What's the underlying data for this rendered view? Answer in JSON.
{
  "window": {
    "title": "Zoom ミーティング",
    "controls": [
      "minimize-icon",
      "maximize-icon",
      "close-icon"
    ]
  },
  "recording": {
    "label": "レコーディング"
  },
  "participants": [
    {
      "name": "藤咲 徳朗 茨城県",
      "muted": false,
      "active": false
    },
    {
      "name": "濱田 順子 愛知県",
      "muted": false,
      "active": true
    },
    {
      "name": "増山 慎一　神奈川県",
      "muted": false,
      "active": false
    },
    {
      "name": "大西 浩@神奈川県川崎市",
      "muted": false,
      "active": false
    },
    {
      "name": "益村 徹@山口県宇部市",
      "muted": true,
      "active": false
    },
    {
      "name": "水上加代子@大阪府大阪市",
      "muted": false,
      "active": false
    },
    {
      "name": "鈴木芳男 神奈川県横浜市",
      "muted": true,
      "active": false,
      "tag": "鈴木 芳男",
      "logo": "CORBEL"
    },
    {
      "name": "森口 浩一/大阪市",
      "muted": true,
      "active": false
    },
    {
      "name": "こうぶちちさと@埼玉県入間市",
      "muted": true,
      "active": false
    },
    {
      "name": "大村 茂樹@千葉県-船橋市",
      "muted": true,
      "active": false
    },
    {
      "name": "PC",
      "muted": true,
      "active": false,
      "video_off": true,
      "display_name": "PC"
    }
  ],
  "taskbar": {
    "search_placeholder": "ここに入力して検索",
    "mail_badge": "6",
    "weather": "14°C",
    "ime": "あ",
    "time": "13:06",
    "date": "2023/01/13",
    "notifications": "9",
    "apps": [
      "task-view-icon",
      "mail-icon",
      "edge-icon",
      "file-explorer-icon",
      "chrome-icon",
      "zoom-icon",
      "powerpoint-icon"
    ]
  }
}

→ Short task: Answer with one number: how many lines in the listing hold "icon".

→ Answer for the task: 10